--- START ---

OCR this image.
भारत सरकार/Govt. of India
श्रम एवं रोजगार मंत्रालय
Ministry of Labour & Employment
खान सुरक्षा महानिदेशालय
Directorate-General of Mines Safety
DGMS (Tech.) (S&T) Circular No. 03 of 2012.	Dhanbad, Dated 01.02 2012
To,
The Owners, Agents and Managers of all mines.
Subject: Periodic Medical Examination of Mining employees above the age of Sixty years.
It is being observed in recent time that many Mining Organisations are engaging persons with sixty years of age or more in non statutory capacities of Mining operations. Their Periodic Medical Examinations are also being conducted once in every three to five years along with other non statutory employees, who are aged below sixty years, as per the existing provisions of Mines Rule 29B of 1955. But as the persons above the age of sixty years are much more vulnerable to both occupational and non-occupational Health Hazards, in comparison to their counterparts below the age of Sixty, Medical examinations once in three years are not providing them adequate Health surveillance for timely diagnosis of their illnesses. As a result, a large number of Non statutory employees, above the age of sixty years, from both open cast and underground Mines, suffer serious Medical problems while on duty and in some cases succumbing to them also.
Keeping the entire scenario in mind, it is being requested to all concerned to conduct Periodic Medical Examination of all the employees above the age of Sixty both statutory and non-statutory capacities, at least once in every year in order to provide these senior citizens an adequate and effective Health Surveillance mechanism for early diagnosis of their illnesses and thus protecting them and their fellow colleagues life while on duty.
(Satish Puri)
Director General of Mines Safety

--- END ---

### [Written exercise]
Search the listing for the string "General". Copy each line where it turns up.

### [Exercise output]
Directorate-General of Mines Safety
Director General of Mines Safety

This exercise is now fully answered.